● **RAW RECORDS**:
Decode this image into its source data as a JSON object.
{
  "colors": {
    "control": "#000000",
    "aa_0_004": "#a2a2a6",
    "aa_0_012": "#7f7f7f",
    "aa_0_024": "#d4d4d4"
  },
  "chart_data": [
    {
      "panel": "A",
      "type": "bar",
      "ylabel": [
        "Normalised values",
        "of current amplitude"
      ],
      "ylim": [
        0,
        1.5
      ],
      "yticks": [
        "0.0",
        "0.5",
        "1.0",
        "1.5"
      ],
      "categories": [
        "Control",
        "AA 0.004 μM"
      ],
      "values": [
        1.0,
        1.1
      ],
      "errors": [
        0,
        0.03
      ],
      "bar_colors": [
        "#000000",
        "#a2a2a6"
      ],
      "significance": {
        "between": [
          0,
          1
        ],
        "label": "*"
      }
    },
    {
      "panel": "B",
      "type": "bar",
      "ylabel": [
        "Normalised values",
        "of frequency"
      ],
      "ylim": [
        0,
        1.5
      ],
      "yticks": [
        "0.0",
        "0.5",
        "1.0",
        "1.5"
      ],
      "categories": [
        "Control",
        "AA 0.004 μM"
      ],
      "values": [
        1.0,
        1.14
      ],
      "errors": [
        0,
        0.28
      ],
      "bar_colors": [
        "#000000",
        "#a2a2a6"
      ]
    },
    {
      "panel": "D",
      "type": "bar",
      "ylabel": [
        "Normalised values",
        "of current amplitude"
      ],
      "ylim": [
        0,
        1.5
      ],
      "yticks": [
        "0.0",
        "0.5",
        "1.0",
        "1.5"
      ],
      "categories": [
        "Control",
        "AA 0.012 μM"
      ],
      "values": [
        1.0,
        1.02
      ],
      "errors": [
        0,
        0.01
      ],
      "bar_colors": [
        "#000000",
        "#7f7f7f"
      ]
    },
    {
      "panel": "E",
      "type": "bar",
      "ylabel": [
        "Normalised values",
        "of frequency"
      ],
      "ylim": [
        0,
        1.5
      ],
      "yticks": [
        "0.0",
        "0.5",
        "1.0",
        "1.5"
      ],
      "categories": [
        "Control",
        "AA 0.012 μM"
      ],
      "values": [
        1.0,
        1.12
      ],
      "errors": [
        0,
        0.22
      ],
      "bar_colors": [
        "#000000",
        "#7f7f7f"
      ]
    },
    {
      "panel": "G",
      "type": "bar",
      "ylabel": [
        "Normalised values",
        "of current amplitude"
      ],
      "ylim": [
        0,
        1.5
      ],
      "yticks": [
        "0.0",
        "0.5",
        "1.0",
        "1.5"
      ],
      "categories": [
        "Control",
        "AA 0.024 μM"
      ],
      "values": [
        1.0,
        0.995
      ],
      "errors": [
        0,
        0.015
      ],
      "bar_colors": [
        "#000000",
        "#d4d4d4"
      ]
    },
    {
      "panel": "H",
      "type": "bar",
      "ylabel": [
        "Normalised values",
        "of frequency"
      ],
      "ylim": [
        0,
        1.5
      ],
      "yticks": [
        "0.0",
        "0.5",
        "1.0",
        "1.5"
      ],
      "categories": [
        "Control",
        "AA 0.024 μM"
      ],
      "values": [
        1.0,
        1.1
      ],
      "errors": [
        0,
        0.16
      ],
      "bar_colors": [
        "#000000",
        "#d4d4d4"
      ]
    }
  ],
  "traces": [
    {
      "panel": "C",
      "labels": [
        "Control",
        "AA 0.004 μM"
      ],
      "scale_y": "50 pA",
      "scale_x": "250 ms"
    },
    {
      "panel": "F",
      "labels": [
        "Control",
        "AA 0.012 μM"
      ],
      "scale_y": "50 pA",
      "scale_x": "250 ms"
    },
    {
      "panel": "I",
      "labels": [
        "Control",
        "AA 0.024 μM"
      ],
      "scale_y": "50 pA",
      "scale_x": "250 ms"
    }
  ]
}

● **AIM**: Retype the listing above in full, with no alterations.

● **REPLY TO THE TASK**:
Decode this image into its source data as a JSON object.
{
  "colors": {
    "control": "#000000",
    "aa_0_004": "#a2a2a6",
    "aa_0_012": "#7f7f7f",
    "aa_0_024": "#d4d4d4"
  },
  "chart_data": [
    {
      "panel": "A",
      "type": "bar",
      "ylabel": [
        "Normalised values",
        "of current amplitude"
      ],
      "ylim": [
        0,
        1.5
      ],
      "yticks": [
        "0.0",
        "0.5",
        "1.0",
        "1.5"
      ],
      "categories": [
        "Control",
        "AA 0.004 μM"
      ],
      "values": [
        1.0,
        1.1
      ],
      "errors": [
        0,
        0.03
      ],
      "bar_colors": [
        "#000000",
        "#a2a2a6"
      ],
      "significance": {
        "between": [
          0,
          1
        ],
        "label": "*"
      }
    },
    {
      "panel": "B",
      "type": "bar",
      "ylabel": [
        "Normalised values",
        "of frequency"
      ],
      "ylim": [
        0,
        1.5
      ],
      "yticks": [
        "0.0",
        "0.5",
        "1.0",
        "1.5"
      ],
      "categories": [
        "Control",
        "AA 0.004 μM"
      ],
      "values": [
        1.0,
        1.14
      ],
      "errors": [
        0,
        0.28
      ],
      "bar_colors": [
        "#000000",
        "#a2a2a6"
      ]
    },
    {
      "panel": "D",
      "type": "bar",
      "ylabel": [
        "Normalised values",
        "of current amplitude"
      ],
      "ylim": [
        0,
        1.5
      ],
      "yticks": [
        "0.0",
        "0.5",
        "1.0",
        "1.5"
      ],
      "categories": [
        "Control",
        "AA 0.012 μM"
      ],
      "values": [
        1.0,
        1.02
      ],
      "errors": [
        0,
        0.01
      ],
      "bar_colors": [
        "#000000",
        "#7f7f7f"
      ]
    },
    {
      "panel": "E",
      "type": "bar",
      "ylabel": [
        "Normalised values",
        "of frequency"
      ],
      "ylim": [
        0,
        1.5
      ],
      "yticks": [
        "0.0",
        "0.5",
        "1.0",
        "1.5"
      ],
      "categories": [
        "Control",
        "AA 0.012 μM"
      ],
      "values": [
        1.0,
        1.12
      ],
      "errors": [
        0,
        0.22
      ],
      "bar_colors": [
        "#000000",
        "#7f7f7f"
      ]
    },
    {
      "panel": "G",
      "type": "bar",
      "ylabel": [
        "Normalised values",
        "of current amplitude"
      ],
      "ylim": [
        0,
        1.5
      ],
      "yticks": [
        "0.0",
        "0.5",
        "1.0",
        "1.5"
      ],
      "categories": [
        "Control",
        "AA 0.024 μM"
      ],
      "values": [
        1.0,
        0.995
      ],
      "errors": [
        0,
        0.015
      ],
      "bar_colors": [
        "#000000",
        "#d4d4d4"
      ]
    },
    {
      "panel": "H",
      "type": "bar",
      "ylabel": [
        "Normalised values",
        "of frequency"
      ],
      "ylim": [
        0,
        1.5
      ],
      "yticks": [
        "0.0",
        "0.5",
        "1.0",
        "1.5"
      ],
      "categories": [
        "Control",
        "AA 0.024 μM"
      ],
      "values": [
        1.0,
        1.1
      ],
      "errors": [
        0,
        0.16
      ],
      "bar_colors": [
        "#000000",
        "#d4d4d4"
      ]
    }
  ],
  "traces": [
    {
      "panel": "C",
      "labels": [
        "Control",
        "AA 0.004 μM"
      ],
      "scale_y": "50 pA",
      "scale_x": "250 ms"
    },
    {
      "panel": "F",
      "labels": [
        "Control",
        "AA 0.012 μM"
      ],
      "scale_y": "50 pA",
      "scale_x": "250 ms"
    },
    {
      "panel": "I",
      "labels": [
        "Control",
        "AA 0.024 μM"
      ],
      "scale_y": "50 pA",
      "scale_x": "250 ms"
    }
  ]
}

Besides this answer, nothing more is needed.